:: DATA ENTRIES ::
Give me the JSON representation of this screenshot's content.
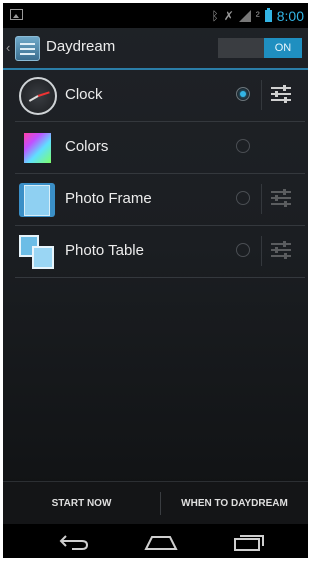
{
  "status_bar": {
    "time": "8:00",
    "icons": [
      "image-notification-icon",
      "bluetooth-icon",
      "no-sim-icon",
      "signal-icon",
      "data-2g-icon",
      "battery-icon"
    ]
  },
  "action_bar": {
    "title": "Daydream",
    "toggle_label": "ON",
    "toggle_state": "on"
  },
  "list": {
    "items": [
      {
        "label": "Clock",
        "icon": "clock-icon",
        "selected": true,
        "settings_enabled": true
      },
      {
        "label": "Colors",
        "icon": "colors-icon",
        "selected": false,
        "settings_enabled": false
      },
      {
        "label": "Photo Frame",
        "icon": "photo-frame-icon",
        "selected": false,
        "settings_enabled": true
      },
      {
        "label": "Photo Table",
        "icon": "photo-table-icon",
        "selected": false,
        "settings_enabled": true
      }
    ]
  },
  "buttons": {
    "start_now": "START NOW",
    "when_to_daydream": "WHEN TO DAYDREAM"
  },
  "navigation": [
    "back-icon",
    "home-icon",
    "recents-icon"
  ],
  "colors": {
    "accent": "#33b5e5",
    "toggle_on": "#1f8fc0",
    "background": "#1c1f23"
  }
}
:::
• **WHAT THIS TASK INVOLVES**:
Pictures stay out; reproduce every line of the records exactly.

• **FULL ANSWER**:
Give me the JSON representation of this screenshot's content.
{
  "status_bar": {
    "time": "8:00",
    "icons": [
      "image-notification-icon",
      "bluetooth-icon",
      "no-sim-icon",
      "signal-icon",
      "data-2g-icon",
      "battery-icon"
    ]
  },
  "action_bar": {
    "title": "Daydream",
    "toggle_label": "ON",
    "toggle_state": "on"
  },
  "list": {
    "items": [
      {
        "label": "Clock",
        "icon": "clock-icon",
        "selected": true,
        "settings_enabled": true
      },
      {
        "label": "Colors",
        "icon": "colors-icon",
        "selected": false,
        "settings_enabled": false
      },
      {
        "label": "Photo Frame",
        "icon": "photo-frame-icon",
        "selected": false,
        "settings_enabled": true
      },
      {
        "label": "Photo Table",
        "icon": "photo-table-icon",
        "selected": false,
        "settings_enabled": true
      }
    ]
  },
  "buttons": {
    "start_now": "START NOW",
    "when_to_daydream": "WHEN TO DAYDREAM"
  },
  "navigation": [
    "back-icon",
    "home-icon",
    "recents-icon"
  ],
  "colors": {
    "accent": "#33b5e5",
    "toggle_on": "#1f8fc0",
    "background": "#1c1f23"
  }
}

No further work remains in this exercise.